-- WHAT TO PRODUCE --
Omit the pictures and retype only the lines from the one containing "Extract the structured" through the end of the listing, both ends included.

-- SOURCE MATERIAL --
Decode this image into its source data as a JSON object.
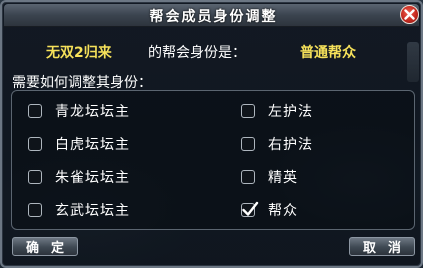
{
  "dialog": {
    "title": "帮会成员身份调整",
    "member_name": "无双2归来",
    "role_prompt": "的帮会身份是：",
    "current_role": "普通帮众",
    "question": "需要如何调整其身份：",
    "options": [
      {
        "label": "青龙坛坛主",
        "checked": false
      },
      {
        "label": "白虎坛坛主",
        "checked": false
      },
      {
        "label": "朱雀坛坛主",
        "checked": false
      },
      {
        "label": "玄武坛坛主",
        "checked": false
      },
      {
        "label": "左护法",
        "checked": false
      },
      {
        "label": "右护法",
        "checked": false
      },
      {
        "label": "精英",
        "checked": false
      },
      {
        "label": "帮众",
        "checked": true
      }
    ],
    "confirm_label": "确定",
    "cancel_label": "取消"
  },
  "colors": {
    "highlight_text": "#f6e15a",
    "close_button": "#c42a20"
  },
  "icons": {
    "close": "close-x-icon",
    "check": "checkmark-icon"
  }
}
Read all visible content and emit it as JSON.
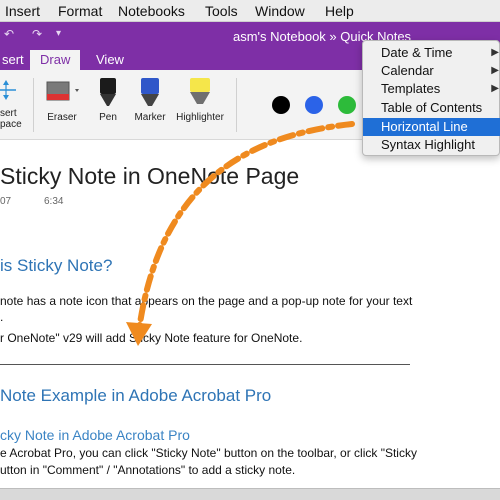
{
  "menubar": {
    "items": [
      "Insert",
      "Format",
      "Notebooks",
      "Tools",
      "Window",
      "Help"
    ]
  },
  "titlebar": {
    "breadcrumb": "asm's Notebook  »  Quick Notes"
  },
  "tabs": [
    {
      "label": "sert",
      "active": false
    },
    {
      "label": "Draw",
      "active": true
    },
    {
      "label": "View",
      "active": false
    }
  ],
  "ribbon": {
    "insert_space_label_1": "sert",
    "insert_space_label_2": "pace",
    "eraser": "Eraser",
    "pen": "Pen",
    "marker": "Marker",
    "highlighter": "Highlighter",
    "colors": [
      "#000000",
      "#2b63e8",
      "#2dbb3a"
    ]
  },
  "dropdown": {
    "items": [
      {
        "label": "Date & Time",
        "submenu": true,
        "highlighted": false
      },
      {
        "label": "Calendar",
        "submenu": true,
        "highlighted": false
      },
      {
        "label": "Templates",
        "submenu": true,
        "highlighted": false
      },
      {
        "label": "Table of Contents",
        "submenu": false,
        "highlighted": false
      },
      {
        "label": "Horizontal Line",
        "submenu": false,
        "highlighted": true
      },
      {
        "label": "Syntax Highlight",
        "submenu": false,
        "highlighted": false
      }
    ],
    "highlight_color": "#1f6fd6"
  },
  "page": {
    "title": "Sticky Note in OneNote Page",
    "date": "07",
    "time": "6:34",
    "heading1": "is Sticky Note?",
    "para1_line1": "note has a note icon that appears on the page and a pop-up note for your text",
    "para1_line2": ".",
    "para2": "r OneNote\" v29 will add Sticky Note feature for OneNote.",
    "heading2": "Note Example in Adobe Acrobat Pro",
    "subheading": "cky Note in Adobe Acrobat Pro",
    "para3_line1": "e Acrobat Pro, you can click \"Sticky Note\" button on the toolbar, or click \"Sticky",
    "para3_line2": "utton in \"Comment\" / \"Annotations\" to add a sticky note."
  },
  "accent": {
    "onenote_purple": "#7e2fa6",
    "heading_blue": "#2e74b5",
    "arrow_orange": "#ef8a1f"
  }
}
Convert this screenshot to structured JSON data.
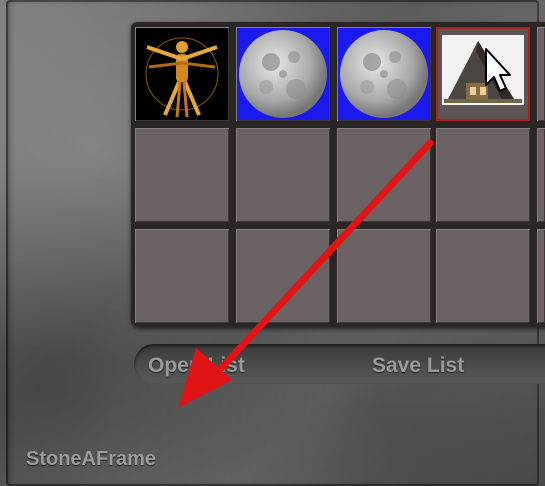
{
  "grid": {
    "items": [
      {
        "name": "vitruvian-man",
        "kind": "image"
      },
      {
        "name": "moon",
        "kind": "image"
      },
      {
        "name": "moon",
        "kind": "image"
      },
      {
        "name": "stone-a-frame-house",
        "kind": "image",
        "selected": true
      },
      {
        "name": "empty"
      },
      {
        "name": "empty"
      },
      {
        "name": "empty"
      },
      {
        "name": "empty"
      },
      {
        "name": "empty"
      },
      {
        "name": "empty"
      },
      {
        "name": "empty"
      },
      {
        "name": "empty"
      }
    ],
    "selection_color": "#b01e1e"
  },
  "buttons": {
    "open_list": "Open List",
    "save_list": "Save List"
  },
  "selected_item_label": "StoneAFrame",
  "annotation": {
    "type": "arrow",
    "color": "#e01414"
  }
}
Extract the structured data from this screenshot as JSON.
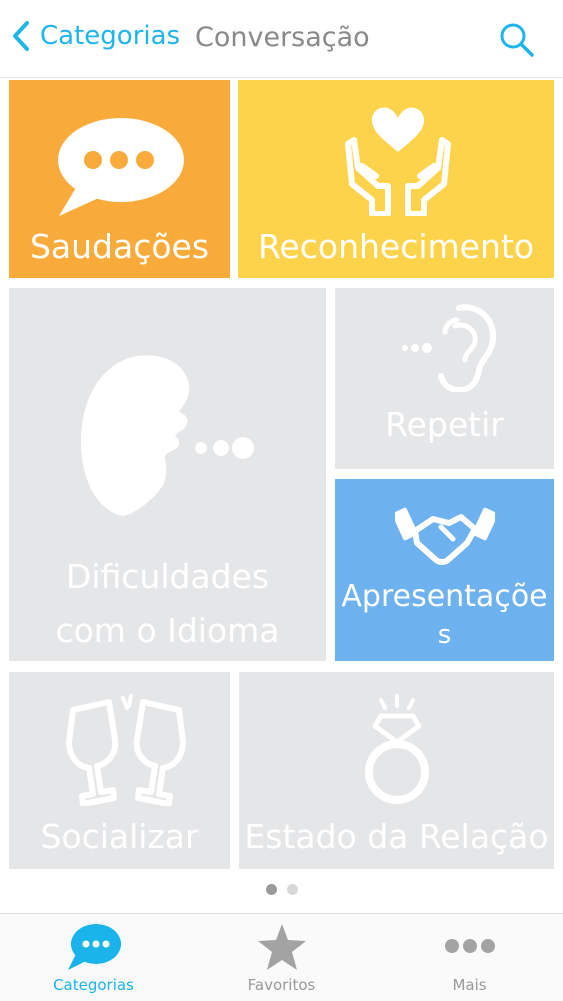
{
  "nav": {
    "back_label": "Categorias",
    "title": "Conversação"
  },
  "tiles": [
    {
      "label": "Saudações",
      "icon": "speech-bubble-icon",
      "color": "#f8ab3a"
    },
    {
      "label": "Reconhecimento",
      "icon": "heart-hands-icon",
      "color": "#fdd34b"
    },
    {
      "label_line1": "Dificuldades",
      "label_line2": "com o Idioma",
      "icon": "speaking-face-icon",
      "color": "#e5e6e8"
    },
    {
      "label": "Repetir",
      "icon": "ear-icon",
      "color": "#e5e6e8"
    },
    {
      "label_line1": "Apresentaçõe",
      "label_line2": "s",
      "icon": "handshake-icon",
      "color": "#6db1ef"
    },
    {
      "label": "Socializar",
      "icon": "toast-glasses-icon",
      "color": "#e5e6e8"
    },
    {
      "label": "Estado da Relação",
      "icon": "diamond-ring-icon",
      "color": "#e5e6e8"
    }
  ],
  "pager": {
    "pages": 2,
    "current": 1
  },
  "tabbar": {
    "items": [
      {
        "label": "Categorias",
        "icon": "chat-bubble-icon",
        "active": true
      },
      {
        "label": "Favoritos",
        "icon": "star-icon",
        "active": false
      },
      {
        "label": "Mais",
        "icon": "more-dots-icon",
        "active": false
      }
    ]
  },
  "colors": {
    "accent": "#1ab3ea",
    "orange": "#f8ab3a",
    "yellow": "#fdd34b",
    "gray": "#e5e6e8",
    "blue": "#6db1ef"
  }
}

-- REPLY TO THE TASK --
Extract the structured data from this screenshot as JSON.
{
  "nav": {
    "back_label": "Categorias",
    "title": "Conversação"
  },
  "tiles": [
    {
      "label": "Saudações",
      "icon": "speech-bubble-icon",
      "color": "#f8ab3a"
    },
    {
      "label": "Reconhecimento",
      "icon": "heart-hands-icon",
      "color": "#fdd34b"
    },
    {
      "label_line1": "Dificuldades",
      "label_line2": "com o Idioma",
      "icon": "speaking-face-icon",
      "color": "#e5e6e8"
    },
    {
      "label": "Repetir",
      "icon": "ear-icon",
      "color": "#e5e6e8"
    },
    {
      "label_line1": "Apresentaçõe",
      "label_line2": "s",
      "icon": "handshake-icon",
      "color": "#6db1ef"
    },
    {
      "label": "Socializar",
      "icon": "toast-glasses-icon",
      "color": "#e5e6e8"
    },
    {
      "label": "Estado da Relação",
      "icon": "diamond-ring-icon",
      "color": "#e5e6e8"
    }
  ],
  "pager": {
    "pages": 2,
    "current": 1
  },
  "tabbar": {
    "items": [
      {
        "label": "Categorias",
        "icon": "chat-bubble-icon",
        "active": true
      },
      {
        "label": "Favoritos",
        "icon": "star-icon",
        "active": false
      },
      {
        "label": "Mais",
        "icon": "more-dots-icon",
        "active": false
      }
    ]
  },
  "colors": {
    "accent": "#1ab3ea",
    "orange": "#f8ab3a",
    "yellow": "#fdd34b",
    "gray": "#e5e6e8",
    "blue": "#6db1ef"
  }
}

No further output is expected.